### Work to do
Take every line that has the string "html" and copy it out.

### Task input
######

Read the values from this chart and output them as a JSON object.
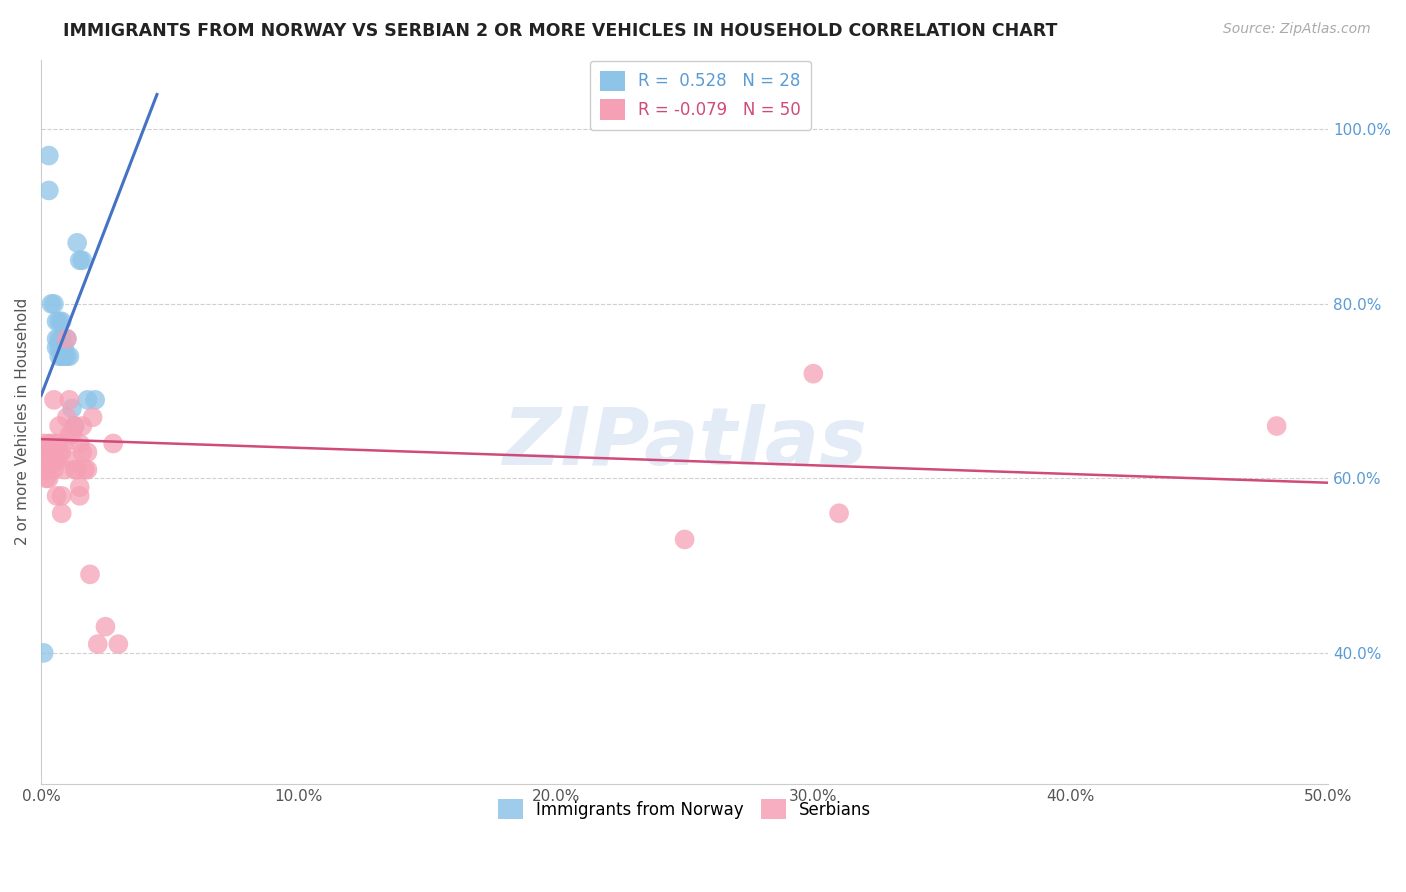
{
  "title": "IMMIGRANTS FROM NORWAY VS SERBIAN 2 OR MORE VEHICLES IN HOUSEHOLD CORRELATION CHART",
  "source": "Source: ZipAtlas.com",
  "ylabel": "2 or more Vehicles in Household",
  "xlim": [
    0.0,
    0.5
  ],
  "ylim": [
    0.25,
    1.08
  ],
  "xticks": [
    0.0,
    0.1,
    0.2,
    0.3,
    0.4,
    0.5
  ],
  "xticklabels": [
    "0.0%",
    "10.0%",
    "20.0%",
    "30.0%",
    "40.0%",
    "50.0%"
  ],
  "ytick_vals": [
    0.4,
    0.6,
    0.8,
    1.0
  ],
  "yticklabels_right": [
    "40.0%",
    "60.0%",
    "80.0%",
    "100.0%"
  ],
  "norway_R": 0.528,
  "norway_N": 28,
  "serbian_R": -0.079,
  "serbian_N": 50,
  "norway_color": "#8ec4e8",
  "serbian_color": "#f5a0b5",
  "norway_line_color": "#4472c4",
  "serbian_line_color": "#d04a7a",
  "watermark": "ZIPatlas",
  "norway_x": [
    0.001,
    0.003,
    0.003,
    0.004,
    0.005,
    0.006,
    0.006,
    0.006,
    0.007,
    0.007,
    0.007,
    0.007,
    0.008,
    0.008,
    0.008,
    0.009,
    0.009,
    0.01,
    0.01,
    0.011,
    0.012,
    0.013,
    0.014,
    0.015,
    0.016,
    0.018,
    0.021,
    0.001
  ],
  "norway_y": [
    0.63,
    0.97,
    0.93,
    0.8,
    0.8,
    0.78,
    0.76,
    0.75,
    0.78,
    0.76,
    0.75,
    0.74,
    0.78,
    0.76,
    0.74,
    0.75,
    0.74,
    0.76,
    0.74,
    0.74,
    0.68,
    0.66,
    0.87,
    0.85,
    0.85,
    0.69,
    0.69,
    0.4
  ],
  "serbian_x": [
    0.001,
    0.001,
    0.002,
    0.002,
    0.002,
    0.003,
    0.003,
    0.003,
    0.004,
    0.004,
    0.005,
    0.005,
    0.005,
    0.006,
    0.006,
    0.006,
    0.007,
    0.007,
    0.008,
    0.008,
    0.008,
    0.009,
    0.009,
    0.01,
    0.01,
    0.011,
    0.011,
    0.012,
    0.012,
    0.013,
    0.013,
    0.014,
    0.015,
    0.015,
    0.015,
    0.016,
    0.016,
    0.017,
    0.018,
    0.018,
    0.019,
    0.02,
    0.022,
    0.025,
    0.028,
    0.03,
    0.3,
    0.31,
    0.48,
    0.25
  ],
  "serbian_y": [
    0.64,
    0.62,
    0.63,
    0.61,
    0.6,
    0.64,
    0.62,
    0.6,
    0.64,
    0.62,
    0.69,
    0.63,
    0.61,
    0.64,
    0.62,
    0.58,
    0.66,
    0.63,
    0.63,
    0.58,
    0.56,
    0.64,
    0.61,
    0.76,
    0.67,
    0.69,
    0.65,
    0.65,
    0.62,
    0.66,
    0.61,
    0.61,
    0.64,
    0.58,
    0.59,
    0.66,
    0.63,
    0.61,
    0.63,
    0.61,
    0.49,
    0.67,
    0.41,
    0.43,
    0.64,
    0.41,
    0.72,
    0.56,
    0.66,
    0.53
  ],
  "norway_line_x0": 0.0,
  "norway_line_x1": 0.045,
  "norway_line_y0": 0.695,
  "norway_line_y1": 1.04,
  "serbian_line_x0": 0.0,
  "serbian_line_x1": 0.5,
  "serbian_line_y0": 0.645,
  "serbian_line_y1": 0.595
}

######

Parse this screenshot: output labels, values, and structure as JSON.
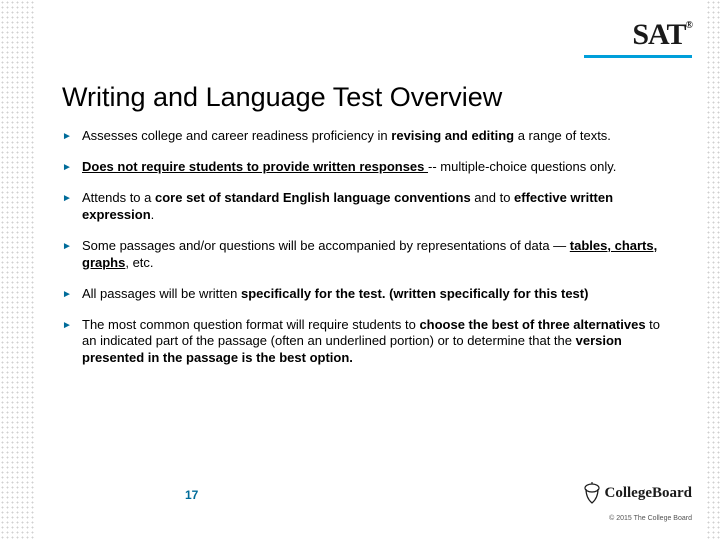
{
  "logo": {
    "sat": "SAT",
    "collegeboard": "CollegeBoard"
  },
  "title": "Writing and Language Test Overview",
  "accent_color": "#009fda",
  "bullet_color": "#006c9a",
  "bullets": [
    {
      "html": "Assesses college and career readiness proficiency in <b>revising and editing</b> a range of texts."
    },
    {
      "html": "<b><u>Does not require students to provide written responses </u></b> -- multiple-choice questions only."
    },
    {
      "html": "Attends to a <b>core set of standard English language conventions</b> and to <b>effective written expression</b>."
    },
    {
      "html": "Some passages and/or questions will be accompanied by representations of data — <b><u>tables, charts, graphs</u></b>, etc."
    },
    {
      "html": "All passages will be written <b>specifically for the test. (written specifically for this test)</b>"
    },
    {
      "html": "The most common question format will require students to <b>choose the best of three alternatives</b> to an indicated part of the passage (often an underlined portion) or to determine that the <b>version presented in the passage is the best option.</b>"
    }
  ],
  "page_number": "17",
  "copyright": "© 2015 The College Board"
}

######

### The solution
      "html": "Assesses college and career readiness proficiency in <b>revising and editing</b> a range of texts."
      "html": "<b><u>Does not require students to provide written responses </u></b> -- multiple-choice questions only."
      "html": "Attends to a <b>core set of standard English language conventions</b> and to <b>effective written expression</b>."
      "html": "Some passages and/or questions will be accompanied by representations of data — <b><u>tables, charts, graphs</u></b>, etc."
      "html": "All passages will be written <b>specifically for the test. (written specifically for this test)</b>"
      "html": "The most common question format will require students to <b>choose the best of three alternatives</b> to an indicated part of the passage (often an underlined portion) or to determine that the <b>version presented in the passage is the best option.</b>"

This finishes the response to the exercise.